### WRITTEN REQUEST
Every line below that includes "κράτη" counts toward the total. Report that total alone.
[Start GIVEN DATA]
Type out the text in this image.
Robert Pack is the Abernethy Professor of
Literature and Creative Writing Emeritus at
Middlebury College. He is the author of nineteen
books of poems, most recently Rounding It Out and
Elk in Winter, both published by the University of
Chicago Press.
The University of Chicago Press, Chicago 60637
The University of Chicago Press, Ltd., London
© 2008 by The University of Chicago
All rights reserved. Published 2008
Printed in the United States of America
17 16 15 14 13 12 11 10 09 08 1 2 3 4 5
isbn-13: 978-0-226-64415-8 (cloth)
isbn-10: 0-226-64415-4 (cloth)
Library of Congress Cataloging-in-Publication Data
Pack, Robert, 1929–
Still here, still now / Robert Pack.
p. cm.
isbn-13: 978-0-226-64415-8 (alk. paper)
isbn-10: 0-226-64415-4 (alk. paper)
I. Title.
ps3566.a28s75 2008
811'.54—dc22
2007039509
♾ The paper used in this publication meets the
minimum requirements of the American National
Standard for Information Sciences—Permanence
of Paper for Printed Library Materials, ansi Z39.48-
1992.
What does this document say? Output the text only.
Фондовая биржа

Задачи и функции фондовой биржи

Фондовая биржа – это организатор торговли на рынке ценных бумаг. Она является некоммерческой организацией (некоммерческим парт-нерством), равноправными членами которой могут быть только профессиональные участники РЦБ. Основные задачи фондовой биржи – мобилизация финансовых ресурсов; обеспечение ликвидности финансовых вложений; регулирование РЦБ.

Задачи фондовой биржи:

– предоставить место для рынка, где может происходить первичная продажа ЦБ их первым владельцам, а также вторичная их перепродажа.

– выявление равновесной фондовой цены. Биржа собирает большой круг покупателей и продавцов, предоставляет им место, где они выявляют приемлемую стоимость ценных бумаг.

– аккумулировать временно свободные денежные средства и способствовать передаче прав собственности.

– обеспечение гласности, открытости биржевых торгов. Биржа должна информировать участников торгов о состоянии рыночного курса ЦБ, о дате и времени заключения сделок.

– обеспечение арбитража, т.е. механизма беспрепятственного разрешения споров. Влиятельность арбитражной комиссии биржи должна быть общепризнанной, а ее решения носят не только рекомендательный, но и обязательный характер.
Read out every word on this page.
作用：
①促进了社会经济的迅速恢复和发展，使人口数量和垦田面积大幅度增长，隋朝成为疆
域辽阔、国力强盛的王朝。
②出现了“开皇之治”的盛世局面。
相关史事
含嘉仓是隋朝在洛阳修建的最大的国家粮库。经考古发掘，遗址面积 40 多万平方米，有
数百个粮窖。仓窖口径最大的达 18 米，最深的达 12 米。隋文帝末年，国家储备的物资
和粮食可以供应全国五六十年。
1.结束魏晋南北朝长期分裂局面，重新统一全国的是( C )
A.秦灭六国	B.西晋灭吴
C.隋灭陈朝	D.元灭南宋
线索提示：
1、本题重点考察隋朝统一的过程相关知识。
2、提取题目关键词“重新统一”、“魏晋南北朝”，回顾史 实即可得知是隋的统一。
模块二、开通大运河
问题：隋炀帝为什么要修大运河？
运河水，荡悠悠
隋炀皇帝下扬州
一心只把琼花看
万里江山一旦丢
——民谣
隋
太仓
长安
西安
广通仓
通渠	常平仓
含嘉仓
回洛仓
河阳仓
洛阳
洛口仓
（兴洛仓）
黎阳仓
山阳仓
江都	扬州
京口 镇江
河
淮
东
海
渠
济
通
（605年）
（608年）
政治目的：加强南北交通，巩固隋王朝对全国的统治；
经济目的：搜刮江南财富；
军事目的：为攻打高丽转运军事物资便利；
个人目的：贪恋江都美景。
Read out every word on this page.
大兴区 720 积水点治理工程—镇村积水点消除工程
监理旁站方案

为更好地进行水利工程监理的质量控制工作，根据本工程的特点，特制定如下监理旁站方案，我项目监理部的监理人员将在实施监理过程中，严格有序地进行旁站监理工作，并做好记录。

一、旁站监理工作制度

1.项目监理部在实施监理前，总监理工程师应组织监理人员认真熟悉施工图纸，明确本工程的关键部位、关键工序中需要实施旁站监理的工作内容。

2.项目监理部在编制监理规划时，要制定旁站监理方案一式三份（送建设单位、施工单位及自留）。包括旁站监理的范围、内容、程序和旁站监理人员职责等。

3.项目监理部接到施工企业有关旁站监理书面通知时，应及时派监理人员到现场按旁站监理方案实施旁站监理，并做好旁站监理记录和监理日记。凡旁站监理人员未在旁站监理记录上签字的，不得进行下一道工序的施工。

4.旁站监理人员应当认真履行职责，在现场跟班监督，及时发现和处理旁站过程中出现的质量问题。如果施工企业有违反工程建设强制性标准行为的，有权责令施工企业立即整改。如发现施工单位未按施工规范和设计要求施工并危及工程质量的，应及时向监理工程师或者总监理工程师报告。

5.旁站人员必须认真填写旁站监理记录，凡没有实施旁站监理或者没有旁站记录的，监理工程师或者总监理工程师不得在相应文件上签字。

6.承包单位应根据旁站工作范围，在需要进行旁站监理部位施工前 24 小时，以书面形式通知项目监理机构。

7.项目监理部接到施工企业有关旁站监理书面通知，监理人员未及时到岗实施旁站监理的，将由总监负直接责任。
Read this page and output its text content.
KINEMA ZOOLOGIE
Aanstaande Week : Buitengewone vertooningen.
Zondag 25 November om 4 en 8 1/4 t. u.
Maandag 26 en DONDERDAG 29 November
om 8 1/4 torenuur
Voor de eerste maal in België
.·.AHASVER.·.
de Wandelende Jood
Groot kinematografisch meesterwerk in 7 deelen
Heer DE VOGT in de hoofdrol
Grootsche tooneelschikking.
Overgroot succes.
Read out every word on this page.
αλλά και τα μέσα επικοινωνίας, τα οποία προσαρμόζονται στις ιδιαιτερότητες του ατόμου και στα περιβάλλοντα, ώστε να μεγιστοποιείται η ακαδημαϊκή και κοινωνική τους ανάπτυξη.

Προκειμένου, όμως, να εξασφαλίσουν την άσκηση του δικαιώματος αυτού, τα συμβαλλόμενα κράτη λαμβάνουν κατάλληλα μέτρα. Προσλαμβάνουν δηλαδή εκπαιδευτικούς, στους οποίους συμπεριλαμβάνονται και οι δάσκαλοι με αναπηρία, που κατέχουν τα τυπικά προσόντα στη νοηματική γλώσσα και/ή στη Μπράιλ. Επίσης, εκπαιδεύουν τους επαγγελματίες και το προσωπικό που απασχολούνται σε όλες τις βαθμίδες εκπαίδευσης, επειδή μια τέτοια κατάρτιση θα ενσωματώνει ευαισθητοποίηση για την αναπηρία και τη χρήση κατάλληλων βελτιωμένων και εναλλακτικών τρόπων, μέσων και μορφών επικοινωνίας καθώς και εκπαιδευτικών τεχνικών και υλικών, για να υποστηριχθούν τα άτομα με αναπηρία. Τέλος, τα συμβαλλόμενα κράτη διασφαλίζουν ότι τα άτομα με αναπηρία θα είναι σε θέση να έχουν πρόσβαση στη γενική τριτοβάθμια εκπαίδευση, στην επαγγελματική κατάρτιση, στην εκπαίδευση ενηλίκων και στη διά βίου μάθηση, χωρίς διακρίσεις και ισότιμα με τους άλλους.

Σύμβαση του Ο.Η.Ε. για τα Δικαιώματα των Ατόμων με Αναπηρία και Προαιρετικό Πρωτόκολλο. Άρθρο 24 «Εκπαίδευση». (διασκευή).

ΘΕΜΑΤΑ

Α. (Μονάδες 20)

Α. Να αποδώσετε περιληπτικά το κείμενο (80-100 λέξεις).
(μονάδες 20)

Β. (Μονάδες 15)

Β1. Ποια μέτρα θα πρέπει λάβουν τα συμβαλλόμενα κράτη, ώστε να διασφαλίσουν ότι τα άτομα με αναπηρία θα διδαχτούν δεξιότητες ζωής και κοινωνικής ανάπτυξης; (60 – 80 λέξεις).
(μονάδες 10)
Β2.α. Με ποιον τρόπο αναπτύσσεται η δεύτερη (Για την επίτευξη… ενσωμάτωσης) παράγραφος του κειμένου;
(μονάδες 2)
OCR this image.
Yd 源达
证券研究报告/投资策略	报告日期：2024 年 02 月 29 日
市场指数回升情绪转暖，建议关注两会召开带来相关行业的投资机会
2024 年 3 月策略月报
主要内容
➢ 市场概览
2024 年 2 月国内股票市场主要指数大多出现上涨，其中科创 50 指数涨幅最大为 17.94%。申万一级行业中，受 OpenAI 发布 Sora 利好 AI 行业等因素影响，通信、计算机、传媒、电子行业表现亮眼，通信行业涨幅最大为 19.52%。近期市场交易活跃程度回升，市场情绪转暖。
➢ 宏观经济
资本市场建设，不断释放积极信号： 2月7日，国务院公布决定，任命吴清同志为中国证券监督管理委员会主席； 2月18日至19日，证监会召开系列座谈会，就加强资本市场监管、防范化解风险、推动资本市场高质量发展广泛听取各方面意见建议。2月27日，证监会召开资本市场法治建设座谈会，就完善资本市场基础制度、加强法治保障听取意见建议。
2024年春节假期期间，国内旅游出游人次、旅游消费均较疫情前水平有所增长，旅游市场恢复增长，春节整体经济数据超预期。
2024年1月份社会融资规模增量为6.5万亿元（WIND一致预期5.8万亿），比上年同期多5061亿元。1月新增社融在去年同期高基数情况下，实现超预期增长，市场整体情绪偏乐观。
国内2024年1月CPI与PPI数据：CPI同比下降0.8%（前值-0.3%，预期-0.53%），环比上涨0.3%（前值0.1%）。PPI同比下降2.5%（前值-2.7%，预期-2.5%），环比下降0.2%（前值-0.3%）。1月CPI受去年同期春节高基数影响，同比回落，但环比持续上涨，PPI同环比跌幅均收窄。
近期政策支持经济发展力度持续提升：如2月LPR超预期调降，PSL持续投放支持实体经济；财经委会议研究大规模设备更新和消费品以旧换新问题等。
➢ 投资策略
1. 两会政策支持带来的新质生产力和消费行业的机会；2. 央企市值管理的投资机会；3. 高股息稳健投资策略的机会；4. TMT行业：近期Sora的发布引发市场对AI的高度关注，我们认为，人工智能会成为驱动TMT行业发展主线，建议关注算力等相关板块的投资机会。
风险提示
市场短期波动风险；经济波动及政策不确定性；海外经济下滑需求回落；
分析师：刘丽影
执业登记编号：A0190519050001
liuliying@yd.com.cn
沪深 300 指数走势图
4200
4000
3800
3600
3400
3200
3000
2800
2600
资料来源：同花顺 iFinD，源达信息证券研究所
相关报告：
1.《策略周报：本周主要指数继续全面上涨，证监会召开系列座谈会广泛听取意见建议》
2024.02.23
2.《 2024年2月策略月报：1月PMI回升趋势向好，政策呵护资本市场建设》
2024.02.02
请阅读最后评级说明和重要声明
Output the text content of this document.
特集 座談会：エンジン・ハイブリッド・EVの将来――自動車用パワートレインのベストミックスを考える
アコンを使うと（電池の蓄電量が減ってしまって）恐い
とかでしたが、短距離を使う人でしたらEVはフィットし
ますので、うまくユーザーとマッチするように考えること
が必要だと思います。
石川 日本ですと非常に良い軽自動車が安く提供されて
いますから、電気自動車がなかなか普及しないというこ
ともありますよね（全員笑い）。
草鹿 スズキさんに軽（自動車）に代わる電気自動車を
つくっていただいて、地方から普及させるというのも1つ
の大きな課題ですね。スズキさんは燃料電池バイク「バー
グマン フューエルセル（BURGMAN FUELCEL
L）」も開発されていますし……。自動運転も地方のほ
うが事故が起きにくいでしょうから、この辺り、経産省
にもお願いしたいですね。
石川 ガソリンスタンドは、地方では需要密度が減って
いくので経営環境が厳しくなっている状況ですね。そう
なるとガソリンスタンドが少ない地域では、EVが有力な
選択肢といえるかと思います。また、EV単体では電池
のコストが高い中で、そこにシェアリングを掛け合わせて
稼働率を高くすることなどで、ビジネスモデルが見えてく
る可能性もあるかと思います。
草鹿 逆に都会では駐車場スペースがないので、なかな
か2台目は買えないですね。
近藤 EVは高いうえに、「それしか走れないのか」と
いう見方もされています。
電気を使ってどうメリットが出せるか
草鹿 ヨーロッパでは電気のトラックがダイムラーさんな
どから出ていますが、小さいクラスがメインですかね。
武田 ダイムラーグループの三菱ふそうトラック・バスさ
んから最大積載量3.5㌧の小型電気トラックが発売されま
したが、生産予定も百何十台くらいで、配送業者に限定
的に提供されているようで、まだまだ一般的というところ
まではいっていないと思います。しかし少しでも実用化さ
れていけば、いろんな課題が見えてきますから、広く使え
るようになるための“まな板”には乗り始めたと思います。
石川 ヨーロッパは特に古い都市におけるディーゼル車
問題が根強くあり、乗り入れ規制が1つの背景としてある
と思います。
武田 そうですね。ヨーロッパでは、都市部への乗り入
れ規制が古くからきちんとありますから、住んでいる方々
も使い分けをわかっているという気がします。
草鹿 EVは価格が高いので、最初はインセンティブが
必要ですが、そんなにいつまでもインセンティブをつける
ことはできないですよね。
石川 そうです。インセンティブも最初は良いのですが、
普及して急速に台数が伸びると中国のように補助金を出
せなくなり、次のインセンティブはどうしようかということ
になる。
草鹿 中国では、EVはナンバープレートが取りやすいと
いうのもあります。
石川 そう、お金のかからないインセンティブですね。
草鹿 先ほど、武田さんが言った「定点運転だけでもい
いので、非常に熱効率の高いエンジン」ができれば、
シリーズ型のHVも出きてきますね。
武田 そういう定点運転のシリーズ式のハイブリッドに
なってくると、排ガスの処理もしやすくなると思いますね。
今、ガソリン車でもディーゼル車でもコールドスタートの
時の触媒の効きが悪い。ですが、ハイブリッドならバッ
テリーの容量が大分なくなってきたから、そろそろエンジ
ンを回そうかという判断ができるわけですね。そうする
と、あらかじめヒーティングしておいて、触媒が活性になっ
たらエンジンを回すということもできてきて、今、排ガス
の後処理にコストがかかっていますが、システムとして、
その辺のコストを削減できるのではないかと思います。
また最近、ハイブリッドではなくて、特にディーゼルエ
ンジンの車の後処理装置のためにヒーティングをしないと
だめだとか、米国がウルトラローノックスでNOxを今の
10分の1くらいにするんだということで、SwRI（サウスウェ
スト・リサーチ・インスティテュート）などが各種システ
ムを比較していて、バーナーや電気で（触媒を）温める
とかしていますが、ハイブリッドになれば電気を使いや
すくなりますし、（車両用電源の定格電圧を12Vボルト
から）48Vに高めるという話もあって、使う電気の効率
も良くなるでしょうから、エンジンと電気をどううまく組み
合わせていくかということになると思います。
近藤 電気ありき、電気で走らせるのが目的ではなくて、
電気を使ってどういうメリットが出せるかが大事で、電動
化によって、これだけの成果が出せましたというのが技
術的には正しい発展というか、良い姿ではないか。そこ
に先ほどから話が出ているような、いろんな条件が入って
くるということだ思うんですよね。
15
[End GIVEN DATA]
### WRITTEN ANSWER
2